■ AIM
Copy each line that has the string "Trial" somewhere in it.

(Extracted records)
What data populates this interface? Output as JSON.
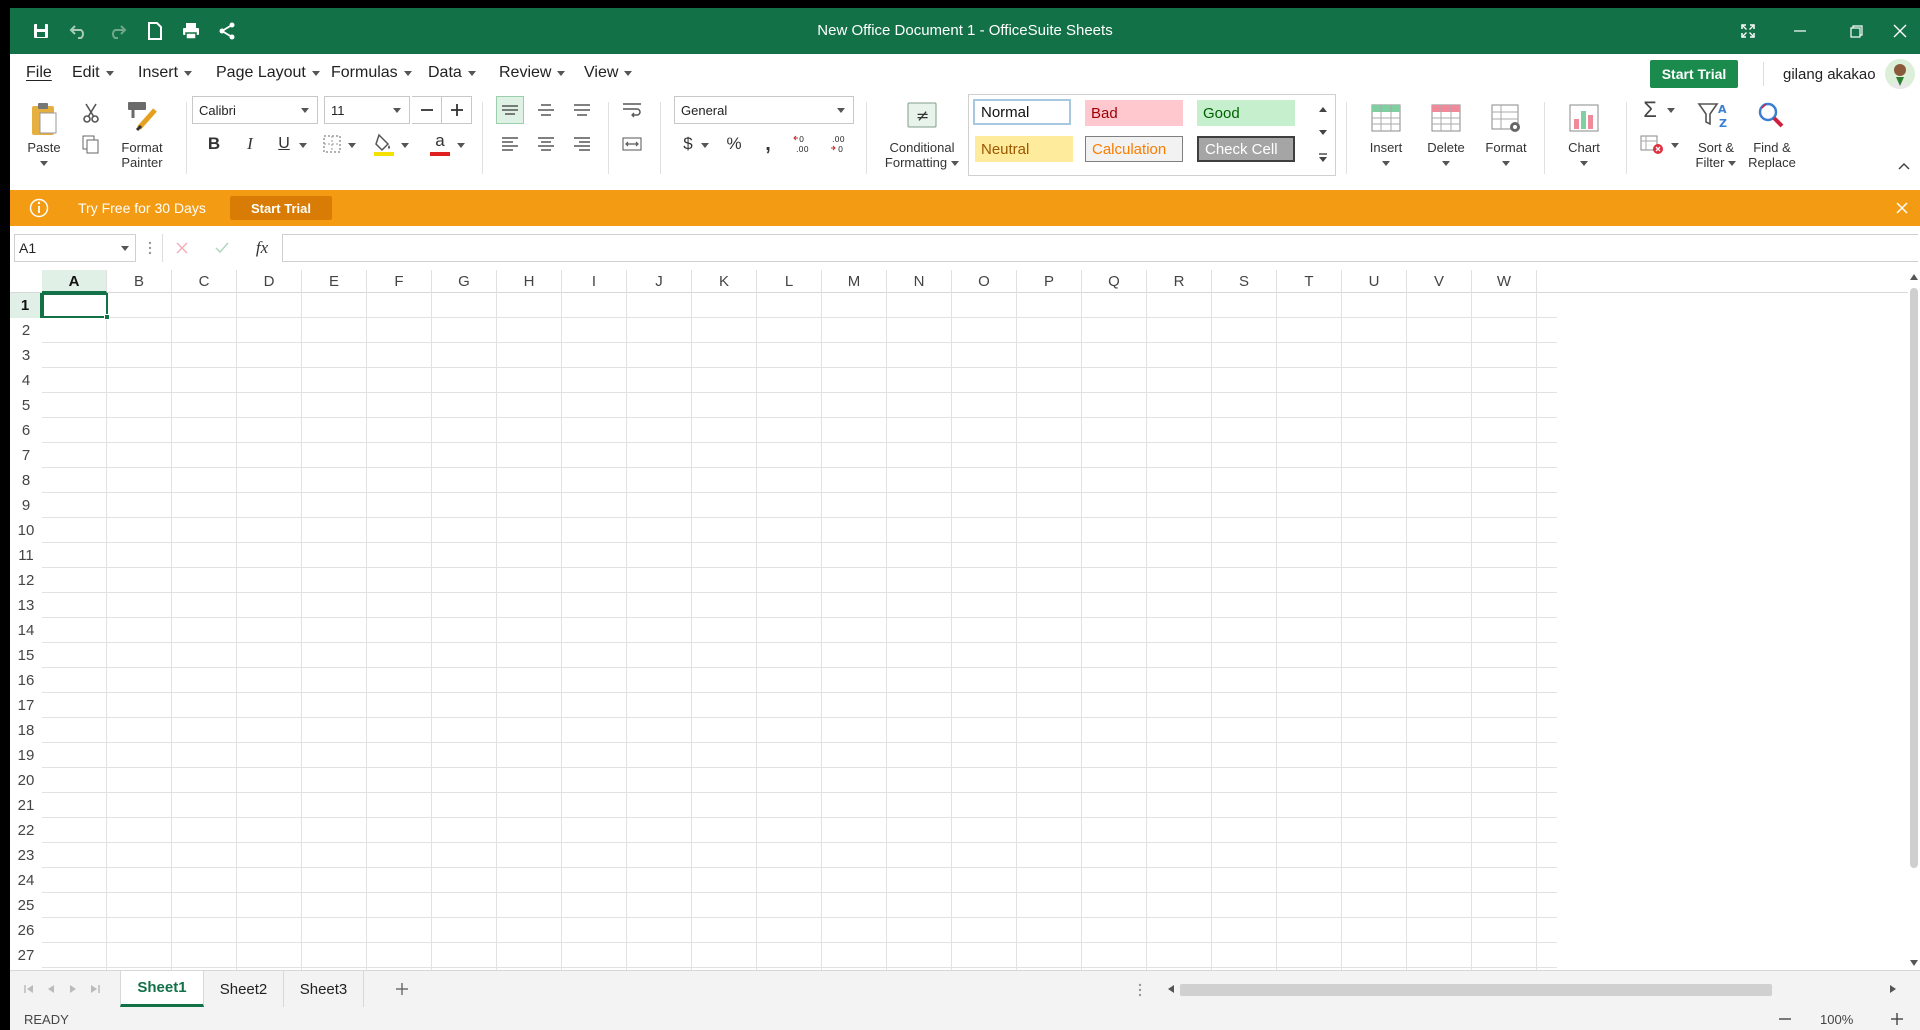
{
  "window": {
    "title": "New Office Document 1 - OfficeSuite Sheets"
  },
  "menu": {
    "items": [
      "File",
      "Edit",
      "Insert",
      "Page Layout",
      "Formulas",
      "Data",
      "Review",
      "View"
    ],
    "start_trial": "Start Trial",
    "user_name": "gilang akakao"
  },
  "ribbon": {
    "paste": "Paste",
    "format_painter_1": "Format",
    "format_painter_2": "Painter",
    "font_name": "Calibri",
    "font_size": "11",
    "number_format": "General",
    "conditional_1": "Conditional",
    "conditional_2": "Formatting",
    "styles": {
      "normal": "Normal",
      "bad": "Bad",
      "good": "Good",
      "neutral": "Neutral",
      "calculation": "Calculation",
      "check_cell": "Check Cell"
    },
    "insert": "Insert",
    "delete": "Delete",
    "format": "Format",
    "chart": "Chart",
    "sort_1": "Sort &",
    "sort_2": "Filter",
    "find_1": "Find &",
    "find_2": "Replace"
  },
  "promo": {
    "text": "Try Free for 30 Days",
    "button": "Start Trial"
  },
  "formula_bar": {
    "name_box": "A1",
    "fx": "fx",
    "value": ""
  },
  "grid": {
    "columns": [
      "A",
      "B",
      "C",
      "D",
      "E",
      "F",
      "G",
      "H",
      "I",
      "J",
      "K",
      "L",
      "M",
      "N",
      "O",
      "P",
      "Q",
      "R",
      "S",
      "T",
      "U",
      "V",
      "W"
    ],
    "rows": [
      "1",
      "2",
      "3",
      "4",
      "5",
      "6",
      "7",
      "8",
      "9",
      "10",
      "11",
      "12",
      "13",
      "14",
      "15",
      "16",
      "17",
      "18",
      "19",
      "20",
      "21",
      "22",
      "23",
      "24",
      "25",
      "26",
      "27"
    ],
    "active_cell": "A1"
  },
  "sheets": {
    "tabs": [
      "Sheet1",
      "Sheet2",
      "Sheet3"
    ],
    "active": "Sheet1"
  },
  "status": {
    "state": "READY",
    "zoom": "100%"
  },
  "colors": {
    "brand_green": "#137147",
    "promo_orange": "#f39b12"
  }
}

■ SOLVED EXERCISE
    "start_trial": "Start Trial",
    "button": "Start Trial"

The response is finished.